THE REQUEST
Would you extract the whole listing below and retype it exactly?

DATASET ENTRIES
※ ※ ※

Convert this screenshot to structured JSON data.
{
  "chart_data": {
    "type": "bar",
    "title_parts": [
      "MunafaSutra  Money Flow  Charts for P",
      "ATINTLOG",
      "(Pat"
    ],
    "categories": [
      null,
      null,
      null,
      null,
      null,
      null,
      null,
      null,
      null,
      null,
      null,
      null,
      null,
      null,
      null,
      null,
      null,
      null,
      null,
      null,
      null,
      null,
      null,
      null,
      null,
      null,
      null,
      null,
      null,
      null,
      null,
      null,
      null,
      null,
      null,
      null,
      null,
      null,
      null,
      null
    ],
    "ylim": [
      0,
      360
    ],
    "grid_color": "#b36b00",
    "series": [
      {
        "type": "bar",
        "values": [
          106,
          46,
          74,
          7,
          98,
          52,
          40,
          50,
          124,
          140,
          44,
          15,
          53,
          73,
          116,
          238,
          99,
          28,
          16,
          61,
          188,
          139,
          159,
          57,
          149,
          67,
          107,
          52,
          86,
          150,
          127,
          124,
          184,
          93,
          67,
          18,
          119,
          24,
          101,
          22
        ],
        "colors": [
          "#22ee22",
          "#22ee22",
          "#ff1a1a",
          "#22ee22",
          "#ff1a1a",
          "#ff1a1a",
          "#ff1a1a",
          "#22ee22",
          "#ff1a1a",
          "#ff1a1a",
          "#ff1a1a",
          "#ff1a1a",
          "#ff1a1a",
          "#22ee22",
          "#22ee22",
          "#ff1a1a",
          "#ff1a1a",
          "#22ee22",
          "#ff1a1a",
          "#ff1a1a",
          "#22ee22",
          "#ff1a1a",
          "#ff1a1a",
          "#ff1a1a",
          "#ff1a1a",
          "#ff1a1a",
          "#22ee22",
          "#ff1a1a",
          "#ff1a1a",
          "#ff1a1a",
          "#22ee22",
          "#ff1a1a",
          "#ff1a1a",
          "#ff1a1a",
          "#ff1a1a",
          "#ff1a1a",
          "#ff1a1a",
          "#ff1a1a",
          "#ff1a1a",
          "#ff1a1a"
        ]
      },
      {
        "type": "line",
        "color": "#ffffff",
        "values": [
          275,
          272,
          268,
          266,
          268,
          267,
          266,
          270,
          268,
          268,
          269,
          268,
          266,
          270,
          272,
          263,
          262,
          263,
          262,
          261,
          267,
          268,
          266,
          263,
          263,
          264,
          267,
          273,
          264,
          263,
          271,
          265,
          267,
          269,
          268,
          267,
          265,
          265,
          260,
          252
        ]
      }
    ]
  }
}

※ ※ ※

RESPONSE FOR THIS EXERCISE
Convert this screenshot to structured JSON data.
{
  "chart_data": {
    "type": "bar",
    "title_parts": [
      "MunafaSutra  Money Flow  Charts for P",
      "ATINTLOG",
      "(Pat"
    ],
    "categories": [
      null,
      null,
      null,
      null,
      null,
      null,
      null,
      null,
      null,
      null,
      null,
      null,
      null,
      null,
      null,
      null,
      null,
      null,
      null,
      null,
      null,
      null,
      null,
      null,
      null,
      null,
      null,
      null,
      null,
      null,
      null,
      null,
      null,
      null,
      null,
      null,
      null,
      null,
      null,
      null
    ],
    "ylim": [
      0,
      360
    ],
    "grid_color": "#b36b00",
    "series": [
      {
        "type": "bar",
        "values": [
          106,
          46,
          74,
          7,
          98,
          52,
          40,
          50,
          124,
          140,
          44,
          15,
          53,
          73,
          116,
          238,
          99,
          28,
          16,
          61,
          188,
          139,
          159,
          57,
          149,
          67,
          107,
          52,
          86,
          150,
          127,
          124,
          184,
          93,
          67,
          18,
          119,
          24,
          101,
          22
        ],
        "colors": [
          "#22ee22",
          "#22ee22",
          "#ff1a1a",
          "#22ee22",
          "#ff1a1a",
          "#ff1a1a",
          "#ff1a1a",
          "#22ee22",
          "#ff1a1a",
          "#ff1a1a",
          "#ff1a1a",
          "#ff1a1a",
          "#ff1a1a",
          "#22ee22",
          "#22ee22",
          "#ff1a1a",
          "#ff1a1a",
          "#22ee22",
          "#ff1a1a",
          "#ff1a1a",
          "#22ee22",
          "#ff1a1a",
          "#ff1a1a",
          "#ff1a1a",
          "#ff1a1a",
          "#ff1a1a",
          "#22ee22",
          "#ff1a1a",
          "#ff1a1a",
          "#ff1a1a",
          "#22ee22",
          "#ff1a1a",
          "#ff1a1a",
          "#ff1a1a",
          "#ff1a1a",
          "#ff1a1a",
          "#ff1a1a",
          "#ff1a1a",
          "#ff1a1a",
          "#ff1a1a"
        ]
      },
      {
        "type": "line",
        "color": "#ffffff",
        "values": [
          275,
          272,
          268,
          266,
          268,
          267,
          266,
          270,
          268,
          268,
          269,
          268,
          266,
          270,
          272,
          263,
          262,
          263,
          262,
          261,
          267,
          268,
          266,
          263,
          263,
          264,
          267,
          273,
          264,
          263,
          271,
          265,
          267,
          269,
          268,
          267,
          265,
          265,
          260,
          252
        ]
      }
    ]
  }
}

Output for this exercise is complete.